Directive: Write the material out again in full, word for word. Do not include the pictures.

Task material:
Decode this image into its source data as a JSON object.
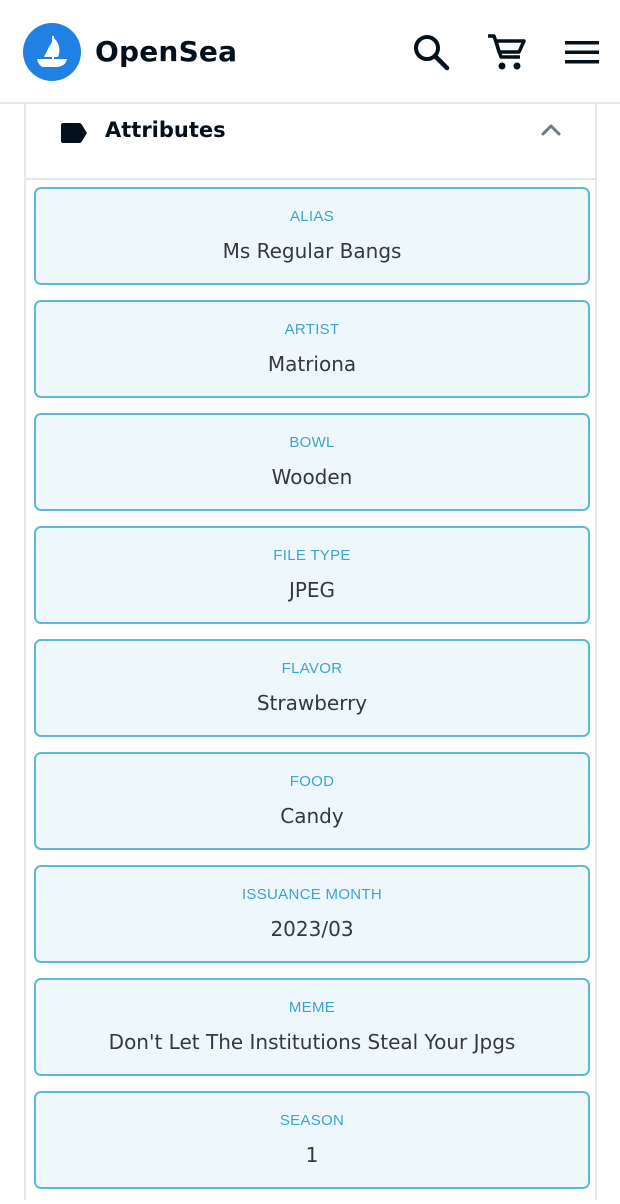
{
  "header": {
    "brand": "OpenSea",
    "brand_color": "#2081e2",
    "icons": [
      "opensea-logo-icon",
      "search-icon",
      "cart-icon",
      "menu-icon"
    ]
  },
  "panel": {
    "title": "Attributes",
    "title_icon": "tag-icon",
    "toggle_icon": "chevron-up-icon",
    "expanded": true
  },
  "attributes": [
    {
      "trait_type": "ALIAS",
      "value": "Ms Regular Bangs"
    },
    {
      "trait_type": "ARTIST",
      "value": "Matriona"
    },
    {
      "trait_type": "BOWL",
      "value": "Wooden"
    },
    {
      "trait_type": "FILE TYPE",
      "value": "JPEG"
    },
    {
      "trait_type": "FLAVOR",
      "value": "Strawberry"
    },
    {
      "trait_type": "FOOD",
      "value": "Candy"
    },
    {
      "trait_type": "ISSUANCE MONTH",
      "value": "2023/03"
    },
    {
      "trait_type": "MEME",
      "value": "Don't Let The Institutions Steal Your Jpgs"
    },
    {
      "trait_type": "SEASON",
      "value": "1"
    }
  ],
  "colors": {
    "card_border": "#5fb8d9",
    "card_background": "#eef7fc",
    "trait_label": "#3ea3cf",
    "trait_value": "#353840"
  }
}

Result of this task:
Decode this image into its source data as a JSON object.
{
  "header": {
    "brand": "OpenSea",
    "brand_color": "#2081e2",
    "icons": [
      "opensea-logo-icon",
      "search-icon",
      "cart-icon",
      "menu-icon"
    ]
  },
  "panel": {
    "title": "Attributes",
    "title_icon": "tag-icon",
    "toggle_icon": "chevron-up-icon",
    "expanded": true
  },
  "attributes": [
    {
      "trait_type": "ALIAS",
      "value": "Ms Regular Bangs"
    },
    {
      "trait_type": "ARTIST",
      "value": "Matriona"
    },
    {
      "trait_type": "BOWL",
      "value": "Wooden"
    },
    {
      "trait_type": "FILE TYPE",
      "value": "JPEG"
    },
    {
      "trait_type": "FLAVOR",
      "value": "Strawberry"
    },
    {
      "trait_type": "FOOD",
      "value": "Candy"
    },
    {
      "trait_type": "ISSUANCE MONTH",
      "value": "2023/03"
    },
    {
      "trait_type": "MEME",
      "value": "Don't Let The Institutions Steal Your Jpgs"
    },
    {
      "trait_type": "SEASON",
      "value": "1"
    }
  ],
  "colors": {
    "card_border": "#5fb8d9",
    "card_background": "#eef7fc",
    "trait_label": "#3ea3cf",
    "trait_value": "#353840"
  }
}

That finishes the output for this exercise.